> _Exercise objective_: Revise the entries below, replacing "section-spacer" with "section-gap" and keeping every other character unchanged. Leave the pictures out of your answer.

————

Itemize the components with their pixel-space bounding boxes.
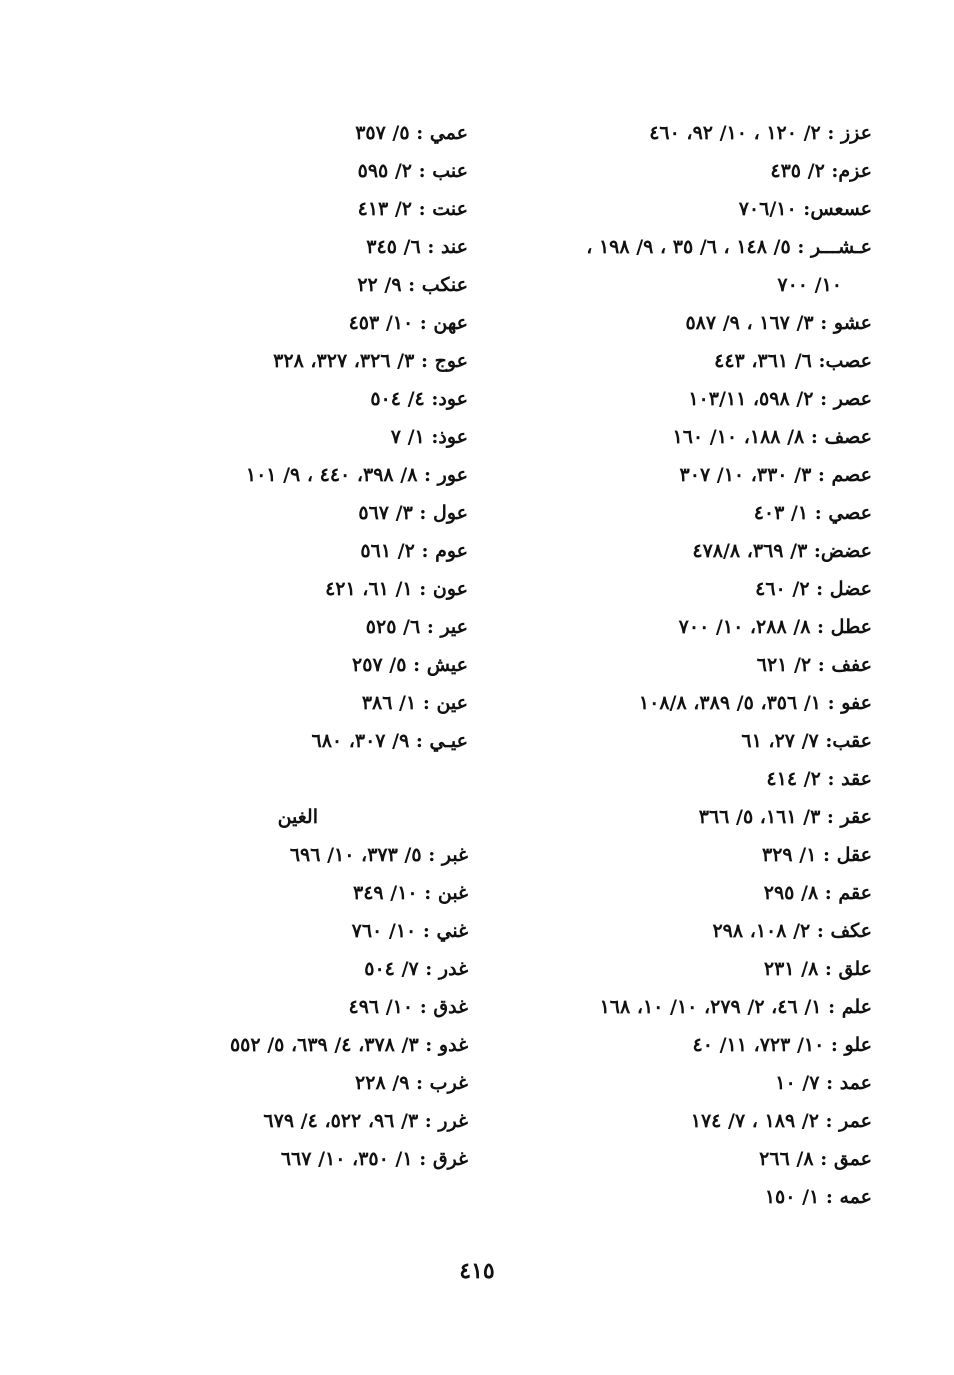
index-entry: عون : ١/ ٦١، ٤٢١ <box>325 578 468 600</box>
index-entry: عيـي : ٩/ ٣٠٧، ٦٨٠ <box>311 730 468 752</box>
index-entry: غدر : ٧/ ٥٠٤ <box>364 958 468 980</box>
index-entry-continuation: ١٠/ ٧٠٠ <box>777 274 842 296</box>
index-entry: عـشـــر : ٥/ ١٤٨ ، ٦/ ٣٥ ، ٩/ ١٩٨ ، <box>586 236 872 258</box>
index-entry: عضض: ٣/ ٣٦٩، ٤٧٨/٨ <box>692 540 872 562</box>
index-entry: عقل : ١/ ٣٢٩ <box>762 844 872 866</box>
index-entry: عور : ٨/ ٣٩٨، ٤٤٠ ، ٩/ ١٠١ <box>245 464 468 486</box>
index-entry: عصم : ٣/ ٣٣٠، ١٠/ ٣٠٧ <box>679 464 872 486</box>
index-entry: عنكب : ٩/ ٢٢ <box>357 274 468 296</box>
index-entry: عيش : ٥/ ٢٥٧ <box>352 654 468 676</box>
index-entry: عقد : ٢/ ٤١٤ <box>766 768 872 790</box>
section-heading-ghain: الغين <box>277 806 318 828</box>
index-entry: عشو : ٣/ ١٦٧ ، ٩/ ٥٨٧ <box>685 312 872 334</box>
index-entry: غرر : ٣/ ٩٦، ٥٢٢، ٤/ ٦٧٩ <box>263 1110 468 1132</box>
page-number: ٤١٥ <box>459 1258 495 1284</box>
index-entry: غدو : ٣/ ٣٧٨، ٤/ ٦٣٩، ٥/ ٥٥٢ <box>229 1034 468 1056</box>
index-entry: غرب : ٩/ ٢٢٨ <box>355 1072 468 1094</box>
index-entry: عير : ٦/ ٥٢٥ <box>365 616 468 638</box>
index-entry: عمد : ٧/ ١٠ <box>775 1072 872 1094</box>
index-entry: علو : ١٠/ ٧٢٣، ١١/ ٤٠ <box>692 1034 872 1056</box>
index-entry: علم : ١/ ٤٦، ٢/ ٢٧٩، ١٠/ ١٠، ١٦٨ <box>599 996 872 1018</box>
right-index-column <box>432 114 872 1216</box>
section-spacer <box>168 760 468 798</box>
index-entry: عهن : ١٠/ ٤٥٣ <box>348 312 468 334</box>
index-entry: علق : ٨/ ٢٣١ <box>763 958 872 980</box>
index-entry: عصب: ٦/ ٣٦١، ٤٤٣ <box>714 350 872 372</box>
index-entry: عمي : ٥/ ٣٥٧ <box>355 122 468 144</box>
index-entry: عزز : ٢/ ١٢٠ ، ١٠/ ٩٢، ٤٦٠ <box>649 122 872 144</box>
index-entry: عكف : ٢/ ١٠٨، ٢٩٨ <box>712 920 872 942</box>
index-entry: عند : ٦/ ٣٤٥ <box>366 236 468 258</box>
index-entry: عين : ١/ ٣٨٦ <box>361 692 468 714</box>
index-entry: عود: ٤/ ٥٠٤ <box>370 388 468 410</box>
index-entry: غبن : ١٠/ ٣٤٩ <box>353 882 468 904</box>
index-entry: غدق : ١٠/ ٤٩٦ <box>348 996 468 1018</box>
index-entry: عمر : ٢/ ١٨٩ ، ٧/ ١٧٤ <box>690 1110 872 1132</box>
index-entry: عنب : ٢/ ٥٩٥ <box>357 160 468 182</box>
index-entry: عزم: ٢/ ٤٣٥ <box>770 160 872 182</box>
index-entry: عول : ٣/ ٥٦٧ <box>358 502 468 524</box>
index-entry: عسعس: ٧٠٦/١٠ <box>738 198 872 220</box>
index-entry: عطل : ٨/ ٢٨٨، ١٠/ ٧٠٠ <box>678 616 872 638</box>
index-entry: عنت : ٢/ ٤١٣ <box>357 198 468 220</box>
index-entry: عصر : ٢/ ٥٩٨، ١٠٣/١١ <box>688 388 872 410</box>
index-entry: عفف : ٢/ ٦٢١ <box>756 654 872 676</box>
index-entry: عضل : ٢/ ٤٦٠ <box>755 578 872 600</box>
index-entry: عمق : ٨/ ٢٦٦ <box>759 1148 872 1170</box>
index-entry: عقم : ٨/ ٢٩٥ <box>763 882 872 904</box>
index-entry: عقب: ٧/ ٢٧، ٦١ <box>741 730 872 752</box>
index-entry: عوج : ٣/ ٣٢٦، ٣٢٧، ٣٢٨ <box>273 350 468 372</box>
index-entry: عوذ: ١/ ٧ <box>390 426 468 448</box>
index-entry: عفو : ١/ ٣٥٦، ٥/ ٣٨٩، ١٠٨/٨ <box>638 692 872 714</box>
index-entry: غبر : ٥/ ٣٧٣، ١٠/ ٦٩٦ <box>289 844 468 866</box>
index-entry: عصف : ٨/ ١٨٨، ١٠/ ١٦٠ <box>672 426 872 448</box>
index-entry: عوم : ٢/ ٥٦١ <box>360 540 468 562</box>
index-entry: غني : ١٠/ ٧٦٠ <box>351 920 468 942</box>
left-index-column <box>168 114 468 1178</box>
index-entry: غرق : ١/ ٣٥٠، ١٠/ ٦٦٧ <box>280 1148 468 1170</box>
index-entry: عقر : ٣/ ١٦١، ٥/ ٣٦٦ <box>698 806 872 828</box>
index-entry: عمه : ١/ ١٥٠ <box>764 1186 872 1208</box>
index-entry: عصي : ١/ ٤٠٣ <box>753 502 872 524</box>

————

> _Answer for this exercise_:
Itemize the components with their pixel-space bounding boxes.
index-entry: عون : ١/ ٦١، ٤٢١ <box>325 578 468 600</box>
index-entry: عيـي : ٩/ ٣٠٧، ٦٨٠ <box>311 730 468 752</box>
index-entry: غدر : ٧/ ٥٠٤ <box>364 958 468 980</box>
index-entry-continuation: ١٠/ ٧٠٠ <box>777 274 842 296</box>
index-entry: عـشـــر : ٥/ ١٤٨ ، ٦/ ٣٥ ، ٩/ ١٩٨ ، <box>586 236 872 258</box>
index-entry: عضض: ٣/ ٣٦٩، ٤٧٨/٨ <box>692 540 872 562</box>
index-entry: عقل : ١/ ٣٢٩ <box>762 844 872 866</box>
index-entry: عور : ٨/ ٣٩٨، ٤٤٠ ، ٩/ ١٠١ <box>245 464 468 486</box>
index-entry: عصم : ٣/ ٣٣٠، ١٠/ ٣٠٧ <box>679 464 872 486</box>
index-entry: عنكب : ٩/ ٢٢ <box>357 274 468 296</box>
index-entry: عيش : ٥/ ٢٥٧ <box>352 654 468 676</box>
index-entry: عقد : ٢/ ٤١٤ <box>766 768 872 790</box>
section-heading-ghain: الغين <box>277 806 318 828</box>
index-entry: عشو : ٣/ ١٦٧ ، ٩/ ٥٨٧ <box>685 312 872 334</box>
index-entry: غرر : ٣/ ٩٦، ٥٢٢، ٤/ ٦٧٩ <box>263 1110 468 1132</box>
page-number: ٤١٥ <box>459 1258 495 1284</box>
index-entry: غدو : ٣/ ٣٧٨، ٤/ ٦٣٩، ٥/ ٥٥٢ <box>229 1034 468 1056</box>
index-entry: غرب : ٩/ ٢٢٨ <box>355 1072 468 1094</box>
index-entry: عير : ٦/ ٥٢٥ <box>365 616 468 638</box>
index-entry: عمد : ٧/ ١٠ <box>775 1072 872 1094</box>
index-entry: علو : ١٠/ ٧٢٣، ١١/ ٤٠ <box>692 1034 872 1056</box>
index-entry: علم : ١/ ٤٦، ٢/ ٢٧٩، ١٠/ ١٠، ١٦٨ <box>599 996 872 1018</box>
right-index-column <box>432 114 872 1216</box>
section-gap <box>168 760 468 798</box>
index-entry: عهن : ١٠/ ٤٥٣ <box>348 312 468 334</box>
index-entry: علق : ٨/ ٢٣١ <box>763 958 872 980</box>
index-entry: عصب: ٦/ ٣٦١، ٤٤٣ <box>714 350 872 372</box>
index-entry: عمي : ٥/ ٣٥٧ <box>355 122 468 144</box>
index-entry: عزز : ٢/ ١٢٠ ، ١٠/ ٩٢، ٤٦٠ <box>649 122 872 144</box>
index-entry: عكف : ٢/ ١٠٨، ٢٩٨ <box>712 920 872 942</box>
index-entry: عند : ٦/ ٣٤٥ <box>366 236 468 258</box>
index-entry: عين : ١/ ٣٨٦ <box>361 692 468 714</box>
index-entry: عود: ٤/ ٥٠٤ <box>370 388 468 410</box>
index-entry: غبن : ١٠/ ٣٤٩ <box>353 882 468 904</box>
index-entry: غدق : ١٠/ ٤٩٦ <box>348 996 468 1018</box>
index-entry: عمر : ٢/ ١٨٩ ، ٧/ ١٧٤ <box>690 1110 872 1132</box>
index-entry: عنب : ٢/ ٥٩٥ <box>357 160 468 182</box>
index-entry: عزم: ٢/ ٤٣٥ <box>770 160 872 182</box>
index-entry: عول : ٣/ ٥٦٧ <box>358 502 468 524</box>
index-entry: عسعس: ٧٠٦/١٠ <box>738 198 872 220</box>
index-entry: عطل : ٨/ ٢٨٨، ١٠/ ٧٠٠ <box>678 616 872 638</box>
index-entry: عنت : ٢/ ٤١٣ <box>357 198 468 220</box>
index-entry: عصر : ٢/ ٥٩٨، ١٠٣/١١ <box>688 388 872 410</box>
index-entry: عفف : ٢/ ٦٢١ <box>756 654 872 676</box>
index-entry: عضل : ٢/ ٤٦٠ <box>755 578 872 600</box>
index-entry: عمق : ٨/ ٢٦٦ <box>759 1148 872 1170</box>
index-entry: عقم : ٨/ ٢٩٥ <box>763 882 872 904</box>
index-entry: عقب: ٧/ ٢٧، ٦١ <box>741 730 872 752</box>
index-entry: عوج : ٣/ ٣٢٦، ٣٢٧، ٣٢٨ <box>273 350 468 372</box>
index-entry: عوذ: ١/ ٧ <box>390 426 468 448</box>
index-entry: عفو : ١/ ٣٥٦، ٥/ ٣٨٩، ١٠٨/٨ <box>638 692 872 714</box>
index-entry: غبر : ٥/ ٣٧٣، ١٠/ ٦٩٦ <box>289 844 468 866</box>
index-entry: عصف : ٨/ ١٨٨، ١٠/ ١٦٠ <box>672 426 872 448</box>
index-entry: عوم : ٢/ ٥٦١ <box>360 540 468 562</box>
index-entry: غني : ١٠/ ٧٦٠ <box>351 920 468 942</box>
left-index-column <box>168 114 468 1178</box>
index-entry: غرق : ١/ ٣٥٠، ١٠/ ٦٦٧ <box>280 1148 468 1170</box>
index-entry: عقر : ٣/ ١٦١، ٥/ ٣٦٦ <box>698 806 872 828</box>
index-entry: عمه : ١/ ١٥٠ <box>764 1186 872 1208</box>
index-entry: عصي : ١/ ٤٠٣ <box>753 502 872 524</box>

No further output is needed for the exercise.